■ **What is required**
Wherever the string "एसएसप" appears, copy the whole line.
#### Records provided ####
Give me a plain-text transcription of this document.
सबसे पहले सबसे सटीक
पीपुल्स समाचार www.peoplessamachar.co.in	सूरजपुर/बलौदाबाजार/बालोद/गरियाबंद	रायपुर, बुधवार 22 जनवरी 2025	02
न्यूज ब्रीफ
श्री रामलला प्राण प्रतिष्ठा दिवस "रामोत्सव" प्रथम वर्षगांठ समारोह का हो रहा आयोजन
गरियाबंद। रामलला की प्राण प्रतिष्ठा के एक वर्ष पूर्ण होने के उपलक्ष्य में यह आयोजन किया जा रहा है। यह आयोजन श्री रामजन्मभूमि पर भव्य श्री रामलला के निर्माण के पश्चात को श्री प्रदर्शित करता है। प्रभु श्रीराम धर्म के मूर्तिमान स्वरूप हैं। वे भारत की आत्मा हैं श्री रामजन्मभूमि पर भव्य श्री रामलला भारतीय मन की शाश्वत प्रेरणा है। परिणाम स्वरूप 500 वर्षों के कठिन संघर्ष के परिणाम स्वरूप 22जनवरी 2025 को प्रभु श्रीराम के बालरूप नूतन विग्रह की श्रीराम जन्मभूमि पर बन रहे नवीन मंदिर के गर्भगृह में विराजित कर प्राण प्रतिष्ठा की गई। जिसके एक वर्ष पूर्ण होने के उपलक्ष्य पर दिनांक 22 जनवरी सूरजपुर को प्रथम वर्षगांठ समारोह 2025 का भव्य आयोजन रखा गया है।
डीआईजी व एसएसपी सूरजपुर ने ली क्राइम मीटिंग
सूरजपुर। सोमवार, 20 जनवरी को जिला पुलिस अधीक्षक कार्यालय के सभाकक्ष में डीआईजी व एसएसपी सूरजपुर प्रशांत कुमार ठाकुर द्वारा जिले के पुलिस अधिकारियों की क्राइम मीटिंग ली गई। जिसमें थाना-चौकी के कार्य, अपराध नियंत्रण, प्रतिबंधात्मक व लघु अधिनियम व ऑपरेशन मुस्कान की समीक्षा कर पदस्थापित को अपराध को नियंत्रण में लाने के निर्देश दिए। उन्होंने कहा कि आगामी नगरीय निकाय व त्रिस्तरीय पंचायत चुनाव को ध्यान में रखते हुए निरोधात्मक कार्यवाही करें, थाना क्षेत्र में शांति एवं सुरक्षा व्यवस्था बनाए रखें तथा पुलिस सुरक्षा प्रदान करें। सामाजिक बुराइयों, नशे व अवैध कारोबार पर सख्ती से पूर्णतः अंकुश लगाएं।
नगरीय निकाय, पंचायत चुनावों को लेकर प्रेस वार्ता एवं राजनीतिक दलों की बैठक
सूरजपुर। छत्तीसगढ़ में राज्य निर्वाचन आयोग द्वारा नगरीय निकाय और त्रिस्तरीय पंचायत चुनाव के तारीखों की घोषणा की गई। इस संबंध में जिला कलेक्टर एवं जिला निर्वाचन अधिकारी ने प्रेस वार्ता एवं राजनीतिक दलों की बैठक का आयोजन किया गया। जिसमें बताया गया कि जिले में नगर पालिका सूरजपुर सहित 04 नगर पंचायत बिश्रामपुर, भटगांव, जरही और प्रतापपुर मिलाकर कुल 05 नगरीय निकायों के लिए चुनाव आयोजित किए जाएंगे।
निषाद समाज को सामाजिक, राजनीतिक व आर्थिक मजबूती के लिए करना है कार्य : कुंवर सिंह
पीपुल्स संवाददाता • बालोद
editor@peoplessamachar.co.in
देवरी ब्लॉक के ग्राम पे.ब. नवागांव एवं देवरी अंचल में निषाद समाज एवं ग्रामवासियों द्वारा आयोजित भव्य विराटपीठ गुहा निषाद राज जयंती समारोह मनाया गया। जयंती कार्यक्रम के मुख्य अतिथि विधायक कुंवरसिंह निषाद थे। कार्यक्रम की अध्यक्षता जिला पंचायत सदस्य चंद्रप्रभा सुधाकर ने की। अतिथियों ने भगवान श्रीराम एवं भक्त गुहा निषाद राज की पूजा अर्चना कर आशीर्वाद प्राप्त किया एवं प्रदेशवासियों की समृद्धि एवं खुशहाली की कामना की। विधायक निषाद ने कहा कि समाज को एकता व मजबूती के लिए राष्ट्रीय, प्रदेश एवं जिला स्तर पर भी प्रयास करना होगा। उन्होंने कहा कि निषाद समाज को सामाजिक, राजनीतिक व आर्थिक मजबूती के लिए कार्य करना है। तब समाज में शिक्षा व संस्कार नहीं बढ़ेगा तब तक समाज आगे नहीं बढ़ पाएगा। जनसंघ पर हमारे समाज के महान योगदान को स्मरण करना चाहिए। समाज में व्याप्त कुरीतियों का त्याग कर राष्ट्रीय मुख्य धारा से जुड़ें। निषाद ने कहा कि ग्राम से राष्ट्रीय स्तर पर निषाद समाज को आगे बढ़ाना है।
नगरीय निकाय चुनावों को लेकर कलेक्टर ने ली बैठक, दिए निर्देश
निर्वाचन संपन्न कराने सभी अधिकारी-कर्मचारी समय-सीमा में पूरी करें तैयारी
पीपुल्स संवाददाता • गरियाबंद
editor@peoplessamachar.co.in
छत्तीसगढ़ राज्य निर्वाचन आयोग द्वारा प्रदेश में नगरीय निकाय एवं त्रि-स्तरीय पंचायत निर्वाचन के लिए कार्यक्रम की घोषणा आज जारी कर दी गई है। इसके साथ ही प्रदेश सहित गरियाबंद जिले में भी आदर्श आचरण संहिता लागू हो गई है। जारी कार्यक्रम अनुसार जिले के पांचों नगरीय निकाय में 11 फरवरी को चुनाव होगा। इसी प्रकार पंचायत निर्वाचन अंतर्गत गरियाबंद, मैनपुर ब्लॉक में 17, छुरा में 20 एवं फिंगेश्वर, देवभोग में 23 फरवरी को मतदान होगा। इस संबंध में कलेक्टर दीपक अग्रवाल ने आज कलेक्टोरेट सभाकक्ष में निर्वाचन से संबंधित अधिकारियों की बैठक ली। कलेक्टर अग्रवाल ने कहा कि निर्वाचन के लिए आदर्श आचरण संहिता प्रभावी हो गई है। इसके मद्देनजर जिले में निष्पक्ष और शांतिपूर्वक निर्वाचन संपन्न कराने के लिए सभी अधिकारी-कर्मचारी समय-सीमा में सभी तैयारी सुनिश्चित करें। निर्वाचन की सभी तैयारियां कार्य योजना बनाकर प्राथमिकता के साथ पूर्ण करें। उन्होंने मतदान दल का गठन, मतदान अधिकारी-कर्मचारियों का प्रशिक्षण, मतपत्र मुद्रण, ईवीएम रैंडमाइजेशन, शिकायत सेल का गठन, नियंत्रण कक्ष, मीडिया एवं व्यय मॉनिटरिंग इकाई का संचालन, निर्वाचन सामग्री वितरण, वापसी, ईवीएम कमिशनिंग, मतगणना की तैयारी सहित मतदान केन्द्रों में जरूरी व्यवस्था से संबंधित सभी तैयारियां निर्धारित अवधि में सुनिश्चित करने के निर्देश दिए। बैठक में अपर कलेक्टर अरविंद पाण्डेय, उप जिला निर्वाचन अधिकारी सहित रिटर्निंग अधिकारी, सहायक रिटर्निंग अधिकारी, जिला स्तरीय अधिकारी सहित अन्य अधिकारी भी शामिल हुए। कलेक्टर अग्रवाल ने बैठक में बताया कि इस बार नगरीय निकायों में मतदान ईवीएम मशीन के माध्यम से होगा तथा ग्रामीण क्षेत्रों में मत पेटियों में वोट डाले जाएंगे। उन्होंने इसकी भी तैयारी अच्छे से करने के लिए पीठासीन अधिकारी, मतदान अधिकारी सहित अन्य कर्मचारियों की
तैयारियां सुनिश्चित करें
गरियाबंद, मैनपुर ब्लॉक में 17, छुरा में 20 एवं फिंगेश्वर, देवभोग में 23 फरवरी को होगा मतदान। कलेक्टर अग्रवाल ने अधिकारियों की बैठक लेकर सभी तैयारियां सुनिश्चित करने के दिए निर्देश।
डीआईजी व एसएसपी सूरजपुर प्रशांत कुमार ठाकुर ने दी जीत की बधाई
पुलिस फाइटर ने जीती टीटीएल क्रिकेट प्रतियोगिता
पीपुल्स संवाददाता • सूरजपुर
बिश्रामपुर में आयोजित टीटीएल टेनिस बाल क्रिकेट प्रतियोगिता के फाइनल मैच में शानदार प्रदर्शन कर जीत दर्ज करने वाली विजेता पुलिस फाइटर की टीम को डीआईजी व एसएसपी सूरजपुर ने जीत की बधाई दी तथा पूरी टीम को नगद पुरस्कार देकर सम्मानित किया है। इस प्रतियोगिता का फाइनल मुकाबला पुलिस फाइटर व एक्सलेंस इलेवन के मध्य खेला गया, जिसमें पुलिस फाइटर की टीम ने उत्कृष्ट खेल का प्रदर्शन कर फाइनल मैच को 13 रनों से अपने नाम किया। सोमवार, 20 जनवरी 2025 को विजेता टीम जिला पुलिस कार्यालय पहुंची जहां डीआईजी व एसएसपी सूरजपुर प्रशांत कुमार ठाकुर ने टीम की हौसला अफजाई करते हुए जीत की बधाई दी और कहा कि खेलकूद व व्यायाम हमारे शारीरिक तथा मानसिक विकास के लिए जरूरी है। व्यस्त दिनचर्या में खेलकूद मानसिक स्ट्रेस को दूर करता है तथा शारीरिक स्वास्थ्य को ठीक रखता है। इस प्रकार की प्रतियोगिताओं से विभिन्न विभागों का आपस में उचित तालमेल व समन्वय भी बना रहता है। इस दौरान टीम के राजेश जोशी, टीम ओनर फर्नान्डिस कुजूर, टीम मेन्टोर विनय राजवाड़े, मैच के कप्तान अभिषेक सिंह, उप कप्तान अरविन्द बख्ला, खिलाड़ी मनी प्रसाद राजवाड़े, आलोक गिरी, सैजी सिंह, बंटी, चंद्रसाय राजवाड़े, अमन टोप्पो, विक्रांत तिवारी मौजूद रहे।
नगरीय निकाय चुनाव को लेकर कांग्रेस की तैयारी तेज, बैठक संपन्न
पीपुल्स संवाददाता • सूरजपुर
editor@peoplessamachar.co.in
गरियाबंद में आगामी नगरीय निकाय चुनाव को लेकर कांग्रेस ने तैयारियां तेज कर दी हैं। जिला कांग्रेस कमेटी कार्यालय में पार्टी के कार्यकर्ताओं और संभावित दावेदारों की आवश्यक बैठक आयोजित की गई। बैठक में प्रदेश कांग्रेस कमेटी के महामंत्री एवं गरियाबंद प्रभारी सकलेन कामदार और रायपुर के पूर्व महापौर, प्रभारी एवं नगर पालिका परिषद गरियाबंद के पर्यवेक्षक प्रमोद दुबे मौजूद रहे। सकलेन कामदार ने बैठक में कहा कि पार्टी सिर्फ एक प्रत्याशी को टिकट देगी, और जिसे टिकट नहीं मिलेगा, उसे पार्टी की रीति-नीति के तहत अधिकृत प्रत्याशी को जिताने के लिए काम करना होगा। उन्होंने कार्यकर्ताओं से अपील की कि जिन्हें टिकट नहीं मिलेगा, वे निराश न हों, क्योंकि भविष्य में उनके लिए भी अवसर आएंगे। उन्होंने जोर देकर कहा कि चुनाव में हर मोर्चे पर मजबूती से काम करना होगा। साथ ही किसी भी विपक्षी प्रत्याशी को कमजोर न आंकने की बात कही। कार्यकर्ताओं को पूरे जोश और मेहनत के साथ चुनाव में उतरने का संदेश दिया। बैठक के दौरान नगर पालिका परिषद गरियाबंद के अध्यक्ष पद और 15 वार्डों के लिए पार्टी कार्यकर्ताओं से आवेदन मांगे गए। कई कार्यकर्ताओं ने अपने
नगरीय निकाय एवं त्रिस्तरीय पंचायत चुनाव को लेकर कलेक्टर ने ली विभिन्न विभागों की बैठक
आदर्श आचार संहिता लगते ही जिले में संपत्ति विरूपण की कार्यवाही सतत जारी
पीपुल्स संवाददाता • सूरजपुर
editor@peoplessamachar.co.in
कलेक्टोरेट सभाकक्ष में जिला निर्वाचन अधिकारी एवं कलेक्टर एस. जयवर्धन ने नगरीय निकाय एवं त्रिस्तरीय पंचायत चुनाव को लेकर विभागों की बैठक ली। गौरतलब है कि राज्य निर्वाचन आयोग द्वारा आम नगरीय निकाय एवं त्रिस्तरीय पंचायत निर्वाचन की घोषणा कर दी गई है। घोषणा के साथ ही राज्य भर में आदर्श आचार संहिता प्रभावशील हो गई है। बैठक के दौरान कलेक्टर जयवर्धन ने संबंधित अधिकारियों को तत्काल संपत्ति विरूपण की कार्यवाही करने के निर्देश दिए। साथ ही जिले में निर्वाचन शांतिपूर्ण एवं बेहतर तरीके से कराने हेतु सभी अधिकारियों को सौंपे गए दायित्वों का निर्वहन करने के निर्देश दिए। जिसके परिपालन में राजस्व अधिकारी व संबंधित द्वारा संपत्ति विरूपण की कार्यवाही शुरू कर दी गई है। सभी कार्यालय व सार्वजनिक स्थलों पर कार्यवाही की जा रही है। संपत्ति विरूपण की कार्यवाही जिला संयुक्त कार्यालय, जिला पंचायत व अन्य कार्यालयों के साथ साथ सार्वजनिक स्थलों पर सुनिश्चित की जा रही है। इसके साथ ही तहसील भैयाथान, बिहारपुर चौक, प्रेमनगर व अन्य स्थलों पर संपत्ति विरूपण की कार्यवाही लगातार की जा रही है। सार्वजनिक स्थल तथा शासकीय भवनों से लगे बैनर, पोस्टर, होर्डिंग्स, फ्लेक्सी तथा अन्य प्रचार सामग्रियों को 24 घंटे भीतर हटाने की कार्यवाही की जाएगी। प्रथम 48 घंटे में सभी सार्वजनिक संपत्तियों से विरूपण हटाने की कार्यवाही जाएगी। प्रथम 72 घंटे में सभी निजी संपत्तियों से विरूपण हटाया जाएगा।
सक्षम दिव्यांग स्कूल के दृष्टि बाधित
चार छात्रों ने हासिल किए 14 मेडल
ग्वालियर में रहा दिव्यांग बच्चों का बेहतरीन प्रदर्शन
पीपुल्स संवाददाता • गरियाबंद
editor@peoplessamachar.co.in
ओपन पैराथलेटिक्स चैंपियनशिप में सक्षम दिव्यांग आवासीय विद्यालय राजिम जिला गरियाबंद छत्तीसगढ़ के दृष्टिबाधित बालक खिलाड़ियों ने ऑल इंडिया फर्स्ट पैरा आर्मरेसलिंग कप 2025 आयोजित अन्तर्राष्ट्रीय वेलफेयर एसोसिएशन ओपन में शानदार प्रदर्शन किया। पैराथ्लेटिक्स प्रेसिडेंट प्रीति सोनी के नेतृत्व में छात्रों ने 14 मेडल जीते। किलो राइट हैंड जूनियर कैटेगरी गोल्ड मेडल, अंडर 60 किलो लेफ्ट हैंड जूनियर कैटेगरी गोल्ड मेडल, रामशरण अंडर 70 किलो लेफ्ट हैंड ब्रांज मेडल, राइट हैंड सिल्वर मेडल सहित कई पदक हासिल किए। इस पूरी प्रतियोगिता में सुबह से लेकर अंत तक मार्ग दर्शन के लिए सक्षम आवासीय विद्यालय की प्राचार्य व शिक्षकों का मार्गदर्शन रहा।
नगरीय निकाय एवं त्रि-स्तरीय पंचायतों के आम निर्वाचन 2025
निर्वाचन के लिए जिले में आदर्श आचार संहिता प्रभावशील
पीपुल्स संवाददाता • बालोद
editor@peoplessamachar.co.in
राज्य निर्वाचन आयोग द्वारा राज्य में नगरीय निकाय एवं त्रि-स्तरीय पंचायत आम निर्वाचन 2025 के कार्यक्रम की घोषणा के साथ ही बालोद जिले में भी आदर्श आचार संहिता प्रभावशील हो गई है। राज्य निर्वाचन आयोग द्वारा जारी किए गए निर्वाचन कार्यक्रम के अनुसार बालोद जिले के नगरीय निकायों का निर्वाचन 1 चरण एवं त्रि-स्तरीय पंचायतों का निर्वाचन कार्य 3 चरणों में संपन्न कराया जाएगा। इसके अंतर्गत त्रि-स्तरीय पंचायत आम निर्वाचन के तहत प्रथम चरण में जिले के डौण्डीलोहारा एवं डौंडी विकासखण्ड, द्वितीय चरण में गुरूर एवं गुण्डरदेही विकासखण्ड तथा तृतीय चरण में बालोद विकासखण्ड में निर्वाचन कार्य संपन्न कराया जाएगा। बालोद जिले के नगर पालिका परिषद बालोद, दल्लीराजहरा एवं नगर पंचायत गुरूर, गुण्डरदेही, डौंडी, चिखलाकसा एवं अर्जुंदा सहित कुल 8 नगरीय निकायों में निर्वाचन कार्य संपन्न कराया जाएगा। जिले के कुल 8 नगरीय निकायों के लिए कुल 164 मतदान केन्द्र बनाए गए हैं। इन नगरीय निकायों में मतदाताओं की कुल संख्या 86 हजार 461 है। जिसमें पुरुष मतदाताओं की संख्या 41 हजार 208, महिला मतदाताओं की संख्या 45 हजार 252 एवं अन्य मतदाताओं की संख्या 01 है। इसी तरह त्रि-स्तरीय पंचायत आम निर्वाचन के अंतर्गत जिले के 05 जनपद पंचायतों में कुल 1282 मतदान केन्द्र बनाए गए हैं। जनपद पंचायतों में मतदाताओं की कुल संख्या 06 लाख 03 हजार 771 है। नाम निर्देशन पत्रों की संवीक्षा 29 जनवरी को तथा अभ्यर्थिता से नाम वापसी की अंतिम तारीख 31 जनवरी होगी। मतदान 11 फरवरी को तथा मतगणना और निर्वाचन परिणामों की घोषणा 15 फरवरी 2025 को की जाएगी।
####
■ **Task solution**
डीआईजी व एसएसपी सूरजपुर ने ली क्राइम मीटिंग
सूरजपुर। सोमवार, 20 जनवरी को जिला पुलिस अधीक्षक कार्यालय के सभाकक्ष में डीआईजी व एसएसपी सूरजपुर प्रशांत कुमार ठाकुर द्वारा जिले के पुलिस अधिकारियों की क्राइम मीटिंग ली गई। जिसमें थाना-चौकी के कार्य, अपराध नियंत्रण, प्रतिबंधात्मक व लघु अधिनियम व ऑपरेशन मुस्कान की समीक्षा कर पदस्थापित को अपराध को नियंत्रण में लाने के निर्देश दिए। उन्होंने कहा कि आगामी नगरीय निकाय व त्रिस्तरीय पंचायत चुनाव को ध्यान में रखते हुए निरोधात्मक कार्यवाही करें, थाना क्षेत्र में शांति एवं सुरक्षा व्यवस्था बनाए रखें तथा पुलिस सुरक्षा प्रदान करें। सामाजिक बुराइयों, नशे व अवैध कारोबार पर सख्ती से पूर्णतः अंकुश लगाएं।
डीआईजी व एसएसपी सूरजपुर प्रशांत कुमार ठाकुर ने दी जीत की बधाई
बिश्रामपुर में आयोजित टीटीएल टेनिस बाल क्रिकेट प्रतियोगिता के फाइनल मैच में शानदार प्रदर्शन कर जीत दर्ज करने वाली विजेता पुलिस फाइटर की टीम को डीआईजी व एसएसपी सूरजपुर ने जीत की बधाई दी तथा पूरी टीम को नगद पुरस्कार देकर सम्मानित किया है। इस प्रतियोगिता का फाइनल मुकाबला पुलिस फाइटर व एक्सलेंस इलेवन के मध्य खेला गया, जिसमें पुलिस फाइटर की टीम ने उत्कृष्ट खेल का प्रदर्शन कर फाइनल मैच को 13 रनों से अपने नाम किया। सोमवार, 20 जनवरी 2025 को विजेता टीम जिला पुलिस कार्यालय पहुंची जहां डीआईजी व एसएसपी सूरजपुर प्रशांत कुमार ठाकुर ने टीम की हौसला अफजाई करते हुए जीत की बधाई दी और कहा कि खेलकूद व व्यायाम हमारे शारीरिक तथा मानसिक विकास के लिए जरूरी है। व्यस्त दिनचर्या में खेलकूद मानसिक स्ट्रेस को दूर करता है तथा शारीरिक स्वास्थ्य को ठीक रखता है। इस प्रकार की प्रतियोगिताओं से विभिन्न विभागों का आपस में उचित तालमेल व समन्वय भी बना रहता है। इस दौरान टीम के राजेश जोशी, टीम ओनर फर्नान्डिस कुजूर, टीम मेन्टोर विनय राजवाड़े, मैच के कप्तान अभिषेक सिंह, उप कप्तान अरविन्द बख्ला, खिलाड़ी मनी प्रसाद राजवाड़े, आलोक गिरी, सैजी सिंह, बंटी, चंद्रसाय राजवाड़े, अमन टोप्पो, विक्रांत तिवारी मौजूद रहे।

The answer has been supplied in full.